EXERCISE TASK:
Say how many lines include the word "this". Reply with nothing but the number.

(Records)

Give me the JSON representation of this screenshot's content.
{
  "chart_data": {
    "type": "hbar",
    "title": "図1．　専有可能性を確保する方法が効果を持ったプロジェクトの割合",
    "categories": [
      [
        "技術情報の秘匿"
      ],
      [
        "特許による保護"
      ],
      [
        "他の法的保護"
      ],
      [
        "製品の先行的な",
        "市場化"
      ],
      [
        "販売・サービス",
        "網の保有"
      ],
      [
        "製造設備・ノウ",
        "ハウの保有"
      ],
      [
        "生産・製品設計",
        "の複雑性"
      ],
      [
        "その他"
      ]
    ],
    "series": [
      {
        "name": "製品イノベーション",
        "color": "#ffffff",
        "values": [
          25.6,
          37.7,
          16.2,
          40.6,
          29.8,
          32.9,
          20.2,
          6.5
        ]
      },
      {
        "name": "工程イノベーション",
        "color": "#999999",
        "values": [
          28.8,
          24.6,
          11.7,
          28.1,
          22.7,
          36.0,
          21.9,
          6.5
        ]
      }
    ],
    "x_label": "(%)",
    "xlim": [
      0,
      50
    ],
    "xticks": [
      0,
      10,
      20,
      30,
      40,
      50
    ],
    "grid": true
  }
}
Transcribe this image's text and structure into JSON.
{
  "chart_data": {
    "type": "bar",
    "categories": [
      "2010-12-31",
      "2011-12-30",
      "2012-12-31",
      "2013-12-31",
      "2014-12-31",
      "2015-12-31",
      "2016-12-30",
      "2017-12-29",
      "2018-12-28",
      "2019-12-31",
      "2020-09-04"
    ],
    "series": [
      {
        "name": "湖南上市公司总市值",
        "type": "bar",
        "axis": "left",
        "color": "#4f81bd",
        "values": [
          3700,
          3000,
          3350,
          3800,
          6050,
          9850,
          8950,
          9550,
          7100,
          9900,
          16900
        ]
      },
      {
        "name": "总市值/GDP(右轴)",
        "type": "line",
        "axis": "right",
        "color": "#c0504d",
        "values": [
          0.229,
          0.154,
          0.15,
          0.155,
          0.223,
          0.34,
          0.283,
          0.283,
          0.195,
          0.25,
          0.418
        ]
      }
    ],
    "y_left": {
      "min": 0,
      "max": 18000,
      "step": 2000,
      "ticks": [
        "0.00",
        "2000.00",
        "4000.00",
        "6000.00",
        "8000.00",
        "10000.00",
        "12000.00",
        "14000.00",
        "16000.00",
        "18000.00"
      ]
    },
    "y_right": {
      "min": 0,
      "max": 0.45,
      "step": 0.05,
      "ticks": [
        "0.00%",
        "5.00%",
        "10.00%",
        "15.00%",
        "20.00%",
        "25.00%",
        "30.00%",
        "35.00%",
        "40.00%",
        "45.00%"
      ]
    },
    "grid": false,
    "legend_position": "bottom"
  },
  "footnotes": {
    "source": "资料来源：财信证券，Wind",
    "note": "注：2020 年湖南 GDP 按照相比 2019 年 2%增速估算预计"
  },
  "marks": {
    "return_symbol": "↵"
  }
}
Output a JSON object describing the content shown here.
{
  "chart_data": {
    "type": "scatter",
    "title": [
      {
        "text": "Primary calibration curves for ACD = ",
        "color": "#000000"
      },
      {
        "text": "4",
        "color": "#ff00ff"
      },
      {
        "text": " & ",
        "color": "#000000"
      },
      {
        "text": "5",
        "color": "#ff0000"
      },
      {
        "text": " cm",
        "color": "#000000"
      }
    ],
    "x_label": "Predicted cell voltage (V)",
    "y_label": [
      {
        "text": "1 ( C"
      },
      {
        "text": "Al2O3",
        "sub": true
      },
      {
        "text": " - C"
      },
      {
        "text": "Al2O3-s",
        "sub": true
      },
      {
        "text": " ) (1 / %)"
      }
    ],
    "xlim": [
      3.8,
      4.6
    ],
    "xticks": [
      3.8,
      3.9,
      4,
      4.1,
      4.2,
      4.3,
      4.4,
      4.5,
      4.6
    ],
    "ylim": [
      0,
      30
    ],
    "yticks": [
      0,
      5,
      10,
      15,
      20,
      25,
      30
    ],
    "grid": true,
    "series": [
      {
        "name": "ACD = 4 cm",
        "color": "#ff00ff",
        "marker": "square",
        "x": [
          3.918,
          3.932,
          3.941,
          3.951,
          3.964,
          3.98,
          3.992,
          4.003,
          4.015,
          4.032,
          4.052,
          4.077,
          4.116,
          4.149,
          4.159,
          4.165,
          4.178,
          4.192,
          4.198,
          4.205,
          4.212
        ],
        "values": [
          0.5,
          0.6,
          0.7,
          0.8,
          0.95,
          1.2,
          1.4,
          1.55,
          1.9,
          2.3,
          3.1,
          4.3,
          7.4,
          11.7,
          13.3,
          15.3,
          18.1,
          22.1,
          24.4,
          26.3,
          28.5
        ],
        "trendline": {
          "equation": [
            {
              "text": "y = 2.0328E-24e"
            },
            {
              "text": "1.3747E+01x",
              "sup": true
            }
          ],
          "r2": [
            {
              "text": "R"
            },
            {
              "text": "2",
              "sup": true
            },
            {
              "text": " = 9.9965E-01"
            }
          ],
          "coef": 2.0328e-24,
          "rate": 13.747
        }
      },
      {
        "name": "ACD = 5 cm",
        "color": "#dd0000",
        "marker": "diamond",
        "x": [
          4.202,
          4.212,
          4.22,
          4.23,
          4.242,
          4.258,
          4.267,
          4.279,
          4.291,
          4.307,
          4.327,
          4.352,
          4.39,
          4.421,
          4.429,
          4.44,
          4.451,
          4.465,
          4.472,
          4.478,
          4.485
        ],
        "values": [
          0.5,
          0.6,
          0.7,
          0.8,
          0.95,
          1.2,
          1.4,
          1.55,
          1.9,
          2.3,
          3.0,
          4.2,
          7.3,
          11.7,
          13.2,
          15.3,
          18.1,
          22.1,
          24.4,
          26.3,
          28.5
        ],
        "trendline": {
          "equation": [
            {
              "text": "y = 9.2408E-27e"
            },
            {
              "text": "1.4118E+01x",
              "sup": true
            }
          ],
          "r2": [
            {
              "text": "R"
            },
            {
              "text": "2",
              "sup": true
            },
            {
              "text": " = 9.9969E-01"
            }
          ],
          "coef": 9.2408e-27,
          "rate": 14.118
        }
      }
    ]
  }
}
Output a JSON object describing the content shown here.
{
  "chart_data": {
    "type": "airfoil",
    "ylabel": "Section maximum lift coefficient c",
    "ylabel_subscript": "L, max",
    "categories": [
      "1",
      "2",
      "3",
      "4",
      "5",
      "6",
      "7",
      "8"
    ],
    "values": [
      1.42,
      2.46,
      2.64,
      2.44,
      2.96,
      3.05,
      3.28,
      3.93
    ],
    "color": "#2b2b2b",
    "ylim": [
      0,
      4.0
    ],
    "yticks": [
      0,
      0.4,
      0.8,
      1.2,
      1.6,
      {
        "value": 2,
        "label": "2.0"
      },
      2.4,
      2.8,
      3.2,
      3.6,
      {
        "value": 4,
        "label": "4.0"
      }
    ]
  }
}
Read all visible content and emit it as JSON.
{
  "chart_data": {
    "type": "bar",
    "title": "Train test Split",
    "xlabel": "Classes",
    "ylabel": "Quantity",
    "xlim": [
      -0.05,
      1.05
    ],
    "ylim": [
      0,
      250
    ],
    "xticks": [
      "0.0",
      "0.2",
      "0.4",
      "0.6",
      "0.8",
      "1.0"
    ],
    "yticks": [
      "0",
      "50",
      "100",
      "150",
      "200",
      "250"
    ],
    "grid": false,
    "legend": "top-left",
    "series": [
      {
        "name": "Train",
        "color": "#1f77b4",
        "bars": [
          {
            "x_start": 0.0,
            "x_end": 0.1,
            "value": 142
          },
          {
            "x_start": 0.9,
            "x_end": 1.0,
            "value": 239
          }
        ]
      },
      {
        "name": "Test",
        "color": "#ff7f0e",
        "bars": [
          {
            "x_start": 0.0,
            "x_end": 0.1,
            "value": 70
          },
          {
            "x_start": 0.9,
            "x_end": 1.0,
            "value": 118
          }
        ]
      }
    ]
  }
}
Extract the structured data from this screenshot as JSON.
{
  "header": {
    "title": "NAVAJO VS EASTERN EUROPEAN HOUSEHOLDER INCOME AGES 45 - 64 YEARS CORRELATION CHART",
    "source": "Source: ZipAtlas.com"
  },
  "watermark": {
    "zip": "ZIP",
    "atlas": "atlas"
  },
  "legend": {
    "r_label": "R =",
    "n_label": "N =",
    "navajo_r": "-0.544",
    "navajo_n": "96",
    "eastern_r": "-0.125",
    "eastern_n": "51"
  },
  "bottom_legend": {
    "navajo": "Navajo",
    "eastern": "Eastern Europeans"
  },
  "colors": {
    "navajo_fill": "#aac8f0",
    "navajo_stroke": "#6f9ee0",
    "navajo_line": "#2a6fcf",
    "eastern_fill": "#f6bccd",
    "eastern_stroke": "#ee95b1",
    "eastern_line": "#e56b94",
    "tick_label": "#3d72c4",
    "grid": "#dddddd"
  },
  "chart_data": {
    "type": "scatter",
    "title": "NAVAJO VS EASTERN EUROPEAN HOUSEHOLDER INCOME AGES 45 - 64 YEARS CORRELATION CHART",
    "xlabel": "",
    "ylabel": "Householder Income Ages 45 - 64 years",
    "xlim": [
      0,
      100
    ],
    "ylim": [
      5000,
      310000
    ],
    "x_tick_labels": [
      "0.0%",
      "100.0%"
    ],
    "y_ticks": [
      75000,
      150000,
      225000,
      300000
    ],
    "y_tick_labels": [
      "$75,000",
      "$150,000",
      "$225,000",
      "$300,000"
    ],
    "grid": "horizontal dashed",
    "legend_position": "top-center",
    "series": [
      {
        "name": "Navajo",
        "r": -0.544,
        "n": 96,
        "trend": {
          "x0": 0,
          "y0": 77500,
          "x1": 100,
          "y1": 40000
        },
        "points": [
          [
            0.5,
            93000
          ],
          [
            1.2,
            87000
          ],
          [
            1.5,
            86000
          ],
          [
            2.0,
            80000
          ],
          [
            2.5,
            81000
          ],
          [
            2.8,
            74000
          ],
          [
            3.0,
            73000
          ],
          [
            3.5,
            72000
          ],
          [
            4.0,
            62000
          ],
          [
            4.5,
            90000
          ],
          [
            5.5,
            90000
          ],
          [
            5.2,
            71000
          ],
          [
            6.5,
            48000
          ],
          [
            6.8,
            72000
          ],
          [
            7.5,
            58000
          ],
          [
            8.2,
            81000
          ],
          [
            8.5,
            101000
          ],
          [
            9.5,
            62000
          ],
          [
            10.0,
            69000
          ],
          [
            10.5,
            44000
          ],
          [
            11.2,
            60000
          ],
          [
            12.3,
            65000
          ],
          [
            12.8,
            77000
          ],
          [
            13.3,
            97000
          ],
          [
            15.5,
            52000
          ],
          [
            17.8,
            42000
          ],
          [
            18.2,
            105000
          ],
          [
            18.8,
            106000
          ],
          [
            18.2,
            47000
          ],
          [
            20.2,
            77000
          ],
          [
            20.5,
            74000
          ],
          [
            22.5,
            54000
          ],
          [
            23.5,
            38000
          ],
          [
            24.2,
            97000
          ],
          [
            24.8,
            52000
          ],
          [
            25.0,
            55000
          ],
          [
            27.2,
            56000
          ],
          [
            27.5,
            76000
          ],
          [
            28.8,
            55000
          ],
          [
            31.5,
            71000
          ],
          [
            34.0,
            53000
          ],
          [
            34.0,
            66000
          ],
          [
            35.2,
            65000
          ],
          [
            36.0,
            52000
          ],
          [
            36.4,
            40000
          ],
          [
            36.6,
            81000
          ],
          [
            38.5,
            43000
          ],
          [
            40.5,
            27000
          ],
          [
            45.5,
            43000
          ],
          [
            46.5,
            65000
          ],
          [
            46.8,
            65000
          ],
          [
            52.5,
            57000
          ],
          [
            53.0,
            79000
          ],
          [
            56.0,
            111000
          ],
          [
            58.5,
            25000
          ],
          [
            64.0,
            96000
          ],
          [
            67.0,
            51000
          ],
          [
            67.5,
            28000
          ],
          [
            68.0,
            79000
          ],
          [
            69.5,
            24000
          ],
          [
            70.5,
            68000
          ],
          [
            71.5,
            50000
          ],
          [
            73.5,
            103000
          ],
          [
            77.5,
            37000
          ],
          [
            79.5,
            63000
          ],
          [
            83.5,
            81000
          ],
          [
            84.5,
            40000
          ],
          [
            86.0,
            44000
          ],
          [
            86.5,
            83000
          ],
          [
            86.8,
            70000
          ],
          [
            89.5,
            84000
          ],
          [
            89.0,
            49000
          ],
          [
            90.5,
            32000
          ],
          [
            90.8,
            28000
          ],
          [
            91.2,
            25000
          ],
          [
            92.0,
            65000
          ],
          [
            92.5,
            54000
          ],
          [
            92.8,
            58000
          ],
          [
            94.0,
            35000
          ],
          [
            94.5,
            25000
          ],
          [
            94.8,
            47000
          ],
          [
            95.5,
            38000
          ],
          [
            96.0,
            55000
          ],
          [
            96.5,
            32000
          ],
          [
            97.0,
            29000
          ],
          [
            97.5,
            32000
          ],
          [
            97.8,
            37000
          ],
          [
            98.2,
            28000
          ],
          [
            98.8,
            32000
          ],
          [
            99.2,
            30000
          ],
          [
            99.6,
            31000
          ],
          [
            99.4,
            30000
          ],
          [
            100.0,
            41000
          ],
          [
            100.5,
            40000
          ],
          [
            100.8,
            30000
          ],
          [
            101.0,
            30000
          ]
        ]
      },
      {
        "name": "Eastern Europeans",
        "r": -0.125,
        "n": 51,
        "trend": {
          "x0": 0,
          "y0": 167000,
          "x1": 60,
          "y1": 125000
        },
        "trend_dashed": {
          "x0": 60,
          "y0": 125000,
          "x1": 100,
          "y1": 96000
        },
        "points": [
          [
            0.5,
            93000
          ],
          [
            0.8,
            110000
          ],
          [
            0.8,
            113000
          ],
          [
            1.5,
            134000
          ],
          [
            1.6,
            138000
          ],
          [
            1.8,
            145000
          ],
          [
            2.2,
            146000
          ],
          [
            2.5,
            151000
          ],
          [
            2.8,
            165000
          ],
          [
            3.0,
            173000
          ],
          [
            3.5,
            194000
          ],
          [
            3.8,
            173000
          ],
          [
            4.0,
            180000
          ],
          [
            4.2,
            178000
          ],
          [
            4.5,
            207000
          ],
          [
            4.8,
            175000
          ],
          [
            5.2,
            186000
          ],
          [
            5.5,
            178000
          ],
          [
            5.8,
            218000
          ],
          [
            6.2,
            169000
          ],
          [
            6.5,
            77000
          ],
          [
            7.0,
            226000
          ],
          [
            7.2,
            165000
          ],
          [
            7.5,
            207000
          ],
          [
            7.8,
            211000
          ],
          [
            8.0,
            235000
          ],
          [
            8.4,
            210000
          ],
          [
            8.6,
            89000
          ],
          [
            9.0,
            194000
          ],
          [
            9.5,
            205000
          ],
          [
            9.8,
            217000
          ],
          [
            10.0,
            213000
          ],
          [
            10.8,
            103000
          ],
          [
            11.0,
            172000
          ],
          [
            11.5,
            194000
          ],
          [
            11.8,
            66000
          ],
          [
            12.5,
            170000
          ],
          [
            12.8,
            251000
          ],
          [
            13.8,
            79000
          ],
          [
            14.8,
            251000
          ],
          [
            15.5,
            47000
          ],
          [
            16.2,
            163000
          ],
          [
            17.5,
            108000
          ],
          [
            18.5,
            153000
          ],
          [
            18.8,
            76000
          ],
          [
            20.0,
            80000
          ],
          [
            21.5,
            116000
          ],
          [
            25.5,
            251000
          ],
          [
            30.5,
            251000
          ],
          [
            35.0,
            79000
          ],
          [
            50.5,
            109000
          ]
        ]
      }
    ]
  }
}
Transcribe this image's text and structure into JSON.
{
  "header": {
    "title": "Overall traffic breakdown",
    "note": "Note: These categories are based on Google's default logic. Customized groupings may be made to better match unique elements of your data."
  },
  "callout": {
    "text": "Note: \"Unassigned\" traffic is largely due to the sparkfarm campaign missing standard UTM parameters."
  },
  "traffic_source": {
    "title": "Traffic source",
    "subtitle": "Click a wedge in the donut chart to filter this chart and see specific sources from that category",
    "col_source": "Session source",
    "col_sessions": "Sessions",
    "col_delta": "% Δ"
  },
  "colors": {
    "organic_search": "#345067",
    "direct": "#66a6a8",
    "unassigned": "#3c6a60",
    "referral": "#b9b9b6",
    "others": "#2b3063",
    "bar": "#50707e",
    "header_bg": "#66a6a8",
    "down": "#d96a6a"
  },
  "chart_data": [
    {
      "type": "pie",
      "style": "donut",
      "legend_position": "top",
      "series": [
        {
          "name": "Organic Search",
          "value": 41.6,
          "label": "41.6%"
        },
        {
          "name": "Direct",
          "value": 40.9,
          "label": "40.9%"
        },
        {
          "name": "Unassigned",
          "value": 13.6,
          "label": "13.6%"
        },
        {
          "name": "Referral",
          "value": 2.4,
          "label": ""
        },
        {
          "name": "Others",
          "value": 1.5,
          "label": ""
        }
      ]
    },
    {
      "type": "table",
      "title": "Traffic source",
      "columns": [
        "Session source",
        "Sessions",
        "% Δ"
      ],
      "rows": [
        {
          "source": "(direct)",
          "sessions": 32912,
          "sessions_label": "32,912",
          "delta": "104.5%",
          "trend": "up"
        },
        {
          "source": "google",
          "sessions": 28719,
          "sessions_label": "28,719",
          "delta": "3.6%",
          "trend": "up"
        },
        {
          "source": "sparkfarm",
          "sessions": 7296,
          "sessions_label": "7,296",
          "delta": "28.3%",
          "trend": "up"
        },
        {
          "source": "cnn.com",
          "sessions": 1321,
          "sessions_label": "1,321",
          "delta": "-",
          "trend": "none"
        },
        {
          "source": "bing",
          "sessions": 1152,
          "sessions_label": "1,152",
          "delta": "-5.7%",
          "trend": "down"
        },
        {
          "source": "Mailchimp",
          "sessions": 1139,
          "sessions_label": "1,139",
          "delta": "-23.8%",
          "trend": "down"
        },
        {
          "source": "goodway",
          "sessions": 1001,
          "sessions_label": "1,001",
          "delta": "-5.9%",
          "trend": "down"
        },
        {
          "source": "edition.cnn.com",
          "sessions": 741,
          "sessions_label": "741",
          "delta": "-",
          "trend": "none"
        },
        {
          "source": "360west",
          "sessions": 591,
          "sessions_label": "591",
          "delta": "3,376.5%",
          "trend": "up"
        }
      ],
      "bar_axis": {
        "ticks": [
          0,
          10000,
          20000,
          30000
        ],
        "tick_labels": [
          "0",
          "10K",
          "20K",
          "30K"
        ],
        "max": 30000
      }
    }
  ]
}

THE SOLUTION:
5